*WORK TO COMPLETE*:
Go through the material and pull out every line with the string "values" in it.

• • •

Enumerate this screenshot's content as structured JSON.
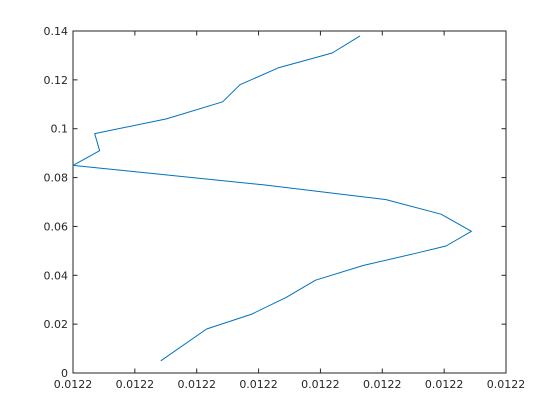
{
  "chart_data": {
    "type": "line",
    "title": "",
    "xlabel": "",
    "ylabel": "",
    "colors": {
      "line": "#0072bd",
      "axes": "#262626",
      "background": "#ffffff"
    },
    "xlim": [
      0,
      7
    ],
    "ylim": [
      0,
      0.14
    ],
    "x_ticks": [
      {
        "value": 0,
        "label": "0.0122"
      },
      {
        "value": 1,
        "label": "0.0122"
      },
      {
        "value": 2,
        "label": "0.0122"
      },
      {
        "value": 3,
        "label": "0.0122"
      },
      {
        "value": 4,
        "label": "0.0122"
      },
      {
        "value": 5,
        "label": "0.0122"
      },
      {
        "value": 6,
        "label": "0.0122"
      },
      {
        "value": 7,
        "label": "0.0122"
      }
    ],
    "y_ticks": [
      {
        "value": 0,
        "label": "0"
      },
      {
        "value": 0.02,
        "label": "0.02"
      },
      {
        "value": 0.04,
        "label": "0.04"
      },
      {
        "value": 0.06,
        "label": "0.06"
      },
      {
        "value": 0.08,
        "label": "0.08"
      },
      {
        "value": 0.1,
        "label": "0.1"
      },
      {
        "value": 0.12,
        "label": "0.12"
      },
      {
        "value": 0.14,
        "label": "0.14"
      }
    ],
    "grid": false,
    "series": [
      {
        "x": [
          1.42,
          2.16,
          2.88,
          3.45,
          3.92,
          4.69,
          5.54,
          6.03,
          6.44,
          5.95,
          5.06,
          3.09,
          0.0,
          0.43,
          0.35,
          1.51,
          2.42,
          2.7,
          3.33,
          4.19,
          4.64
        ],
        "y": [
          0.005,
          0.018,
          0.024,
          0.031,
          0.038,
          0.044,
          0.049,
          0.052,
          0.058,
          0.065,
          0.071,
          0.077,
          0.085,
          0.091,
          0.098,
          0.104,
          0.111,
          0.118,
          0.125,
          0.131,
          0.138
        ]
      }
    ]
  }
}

• • •

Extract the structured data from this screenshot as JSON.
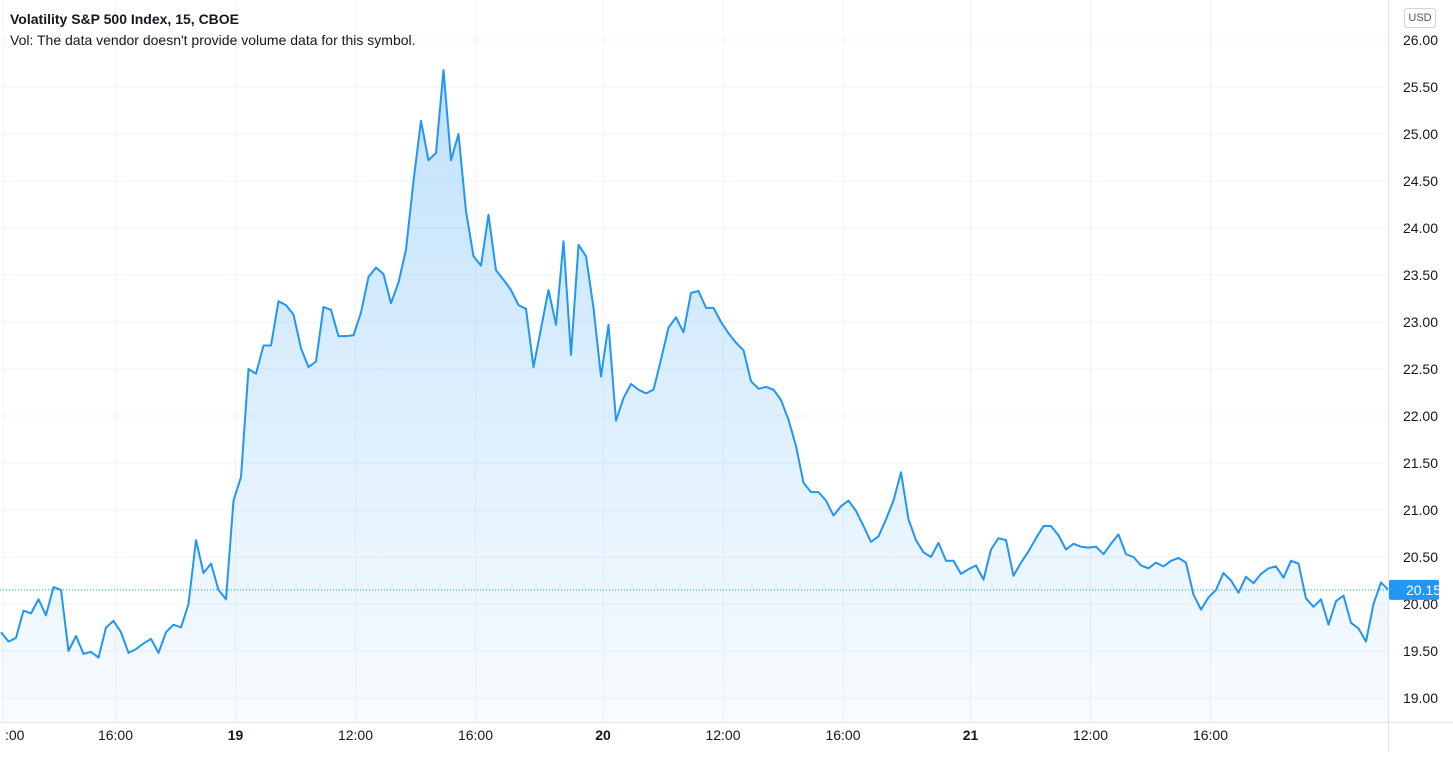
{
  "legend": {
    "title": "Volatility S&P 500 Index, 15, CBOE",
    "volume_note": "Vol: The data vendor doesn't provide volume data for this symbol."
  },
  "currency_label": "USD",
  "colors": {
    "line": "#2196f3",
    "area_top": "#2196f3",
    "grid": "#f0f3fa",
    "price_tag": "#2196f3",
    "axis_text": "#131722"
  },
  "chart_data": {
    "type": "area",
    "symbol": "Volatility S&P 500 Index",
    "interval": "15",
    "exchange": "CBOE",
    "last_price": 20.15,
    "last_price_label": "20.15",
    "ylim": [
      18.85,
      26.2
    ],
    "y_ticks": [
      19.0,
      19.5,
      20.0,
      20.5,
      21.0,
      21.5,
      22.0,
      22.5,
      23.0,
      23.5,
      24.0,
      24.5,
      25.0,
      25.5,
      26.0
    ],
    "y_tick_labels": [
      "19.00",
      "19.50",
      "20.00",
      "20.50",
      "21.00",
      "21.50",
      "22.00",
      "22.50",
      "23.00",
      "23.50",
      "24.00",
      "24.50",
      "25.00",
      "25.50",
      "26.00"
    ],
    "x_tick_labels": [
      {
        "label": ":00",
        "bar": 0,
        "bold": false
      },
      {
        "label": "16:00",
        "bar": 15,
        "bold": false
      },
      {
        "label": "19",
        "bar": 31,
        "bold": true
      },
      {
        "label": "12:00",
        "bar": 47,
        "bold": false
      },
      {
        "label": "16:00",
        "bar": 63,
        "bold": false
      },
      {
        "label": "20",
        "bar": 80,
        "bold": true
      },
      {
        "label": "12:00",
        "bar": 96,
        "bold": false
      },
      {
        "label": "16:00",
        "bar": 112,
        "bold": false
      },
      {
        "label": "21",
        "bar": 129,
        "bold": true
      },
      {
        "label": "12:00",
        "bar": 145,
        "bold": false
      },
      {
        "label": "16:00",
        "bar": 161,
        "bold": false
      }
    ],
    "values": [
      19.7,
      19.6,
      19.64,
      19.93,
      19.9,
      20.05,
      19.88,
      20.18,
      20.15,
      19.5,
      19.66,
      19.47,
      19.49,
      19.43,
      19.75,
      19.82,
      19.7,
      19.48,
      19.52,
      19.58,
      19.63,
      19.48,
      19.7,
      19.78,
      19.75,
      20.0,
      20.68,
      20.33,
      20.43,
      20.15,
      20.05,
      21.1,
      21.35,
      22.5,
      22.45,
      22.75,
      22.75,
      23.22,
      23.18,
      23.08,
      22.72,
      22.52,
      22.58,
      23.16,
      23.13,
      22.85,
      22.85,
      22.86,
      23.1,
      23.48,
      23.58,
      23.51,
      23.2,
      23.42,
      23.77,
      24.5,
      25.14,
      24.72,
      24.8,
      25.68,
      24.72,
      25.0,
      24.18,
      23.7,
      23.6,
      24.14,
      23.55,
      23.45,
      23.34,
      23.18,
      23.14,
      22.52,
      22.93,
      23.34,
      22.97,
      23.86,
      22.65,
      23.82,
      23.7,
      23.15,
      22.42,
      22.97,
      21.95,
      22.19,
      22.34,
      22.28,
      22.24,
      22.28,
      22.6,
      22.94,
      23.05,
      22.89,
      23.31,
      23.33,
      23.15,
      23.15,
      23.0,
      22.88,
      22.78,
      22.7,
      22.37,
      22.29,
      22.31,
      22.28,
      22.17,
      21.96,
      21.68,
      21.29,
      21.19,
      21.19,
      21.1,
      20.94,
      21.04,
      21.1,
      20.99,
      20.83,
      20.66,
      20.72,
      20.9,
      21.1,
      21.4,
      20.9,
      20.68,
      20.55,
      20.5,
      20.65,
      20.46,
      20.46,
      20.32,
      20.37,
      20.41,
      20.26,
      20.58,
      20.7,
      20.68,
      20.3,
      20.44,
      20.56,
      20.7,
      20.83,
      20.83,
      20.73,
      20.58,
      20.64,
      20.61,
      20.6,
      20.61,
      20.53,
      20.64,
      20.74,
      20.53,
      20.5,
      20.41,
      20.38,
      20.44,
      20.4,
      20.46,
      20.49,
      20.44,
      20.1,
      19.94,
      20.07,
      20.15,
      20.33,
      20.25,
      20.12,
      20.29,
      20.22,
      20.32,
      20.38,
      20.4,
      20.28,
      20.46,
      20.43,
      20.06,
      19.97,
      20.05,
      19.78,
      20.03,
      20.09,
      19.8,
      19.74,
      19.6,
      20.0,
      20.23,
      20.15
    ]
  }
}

• • •

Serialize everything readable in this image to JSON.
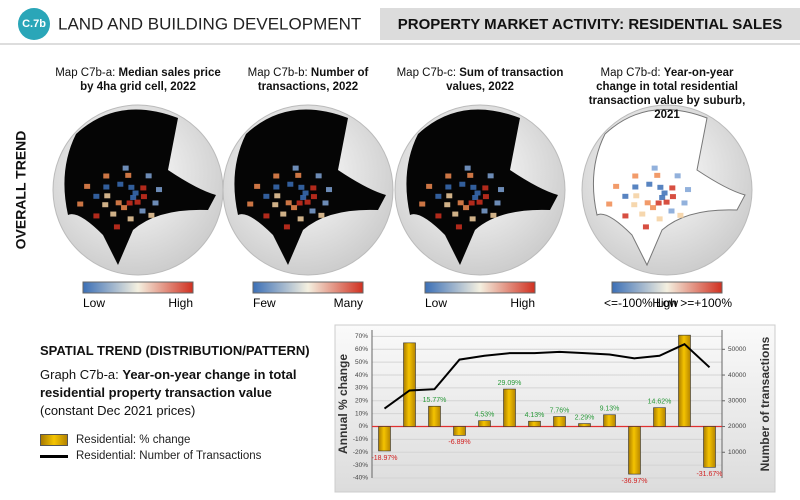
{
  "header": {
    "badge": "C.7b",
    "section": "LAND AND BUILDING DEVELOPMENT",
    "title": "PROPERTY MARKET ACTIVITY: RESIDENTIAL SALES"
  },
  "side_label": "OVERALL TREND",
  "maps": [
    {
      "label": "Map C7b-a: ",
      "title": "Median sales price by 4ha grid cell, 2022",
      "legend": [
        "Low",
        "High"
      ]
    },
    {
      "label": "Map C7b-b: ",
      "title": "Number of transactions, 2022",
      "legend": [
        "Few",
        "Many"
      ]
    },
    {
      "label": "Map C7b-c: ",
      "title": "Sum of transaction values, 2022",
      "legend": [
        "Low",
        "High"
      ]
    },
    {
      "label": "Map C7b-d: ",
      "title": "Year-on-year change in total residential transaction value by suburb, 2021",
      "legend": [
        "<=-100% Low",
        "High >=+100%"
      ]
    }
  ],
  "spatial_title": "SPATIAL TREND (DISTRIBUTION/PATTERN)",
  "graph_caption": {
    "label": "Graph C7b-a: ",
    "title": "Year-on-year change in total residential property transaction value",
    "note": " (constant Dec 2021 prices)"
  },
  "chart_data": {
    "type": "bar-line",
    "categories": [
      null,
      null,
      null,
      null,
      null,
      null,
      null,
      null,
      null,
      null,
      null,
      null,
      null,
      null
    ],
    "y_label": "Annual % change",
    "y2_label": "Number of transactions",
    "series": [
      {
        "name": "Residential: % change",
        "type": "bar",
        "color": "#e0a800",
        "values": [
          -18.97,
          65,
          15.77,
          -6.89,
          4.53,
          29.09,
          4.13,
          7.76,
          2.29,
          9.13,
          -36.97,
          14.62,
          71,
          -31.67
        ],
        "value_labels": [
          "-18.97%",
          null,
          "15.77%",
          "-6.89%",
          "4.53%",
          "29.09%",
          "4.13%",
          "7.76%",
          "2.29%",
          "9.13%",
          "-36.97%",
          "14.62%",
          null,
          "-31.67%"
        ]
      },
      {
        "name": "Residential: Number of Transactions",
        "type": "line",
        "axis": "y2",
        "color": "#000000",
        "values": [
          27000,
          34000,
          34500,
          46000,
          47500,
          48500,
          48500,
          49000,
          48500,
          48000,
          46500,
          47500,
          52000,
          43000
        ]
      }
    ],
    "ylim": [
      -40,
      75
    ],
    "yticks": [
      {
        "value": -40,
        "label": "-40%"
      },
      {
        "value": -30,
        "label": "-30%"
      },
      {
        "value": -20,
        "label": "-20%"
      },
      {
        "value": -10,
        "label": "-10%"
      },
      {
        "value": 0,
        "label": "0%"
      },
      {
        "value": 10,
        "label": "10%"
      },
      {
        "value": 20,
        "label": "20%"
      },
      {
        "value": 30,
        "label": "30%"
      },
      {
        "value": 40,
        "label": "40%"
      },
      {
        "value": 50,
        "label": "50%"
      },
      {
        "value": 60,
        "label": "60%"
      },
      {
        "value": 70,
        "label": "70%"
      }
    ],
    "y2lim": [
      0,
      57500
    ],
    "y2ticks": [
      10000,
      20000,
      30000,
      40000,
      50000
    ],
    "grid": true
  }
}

• • •

*ANSWER*:
    "values": [
      "title": "Sum of transaction values, 2022",
        "values": [
        "values": [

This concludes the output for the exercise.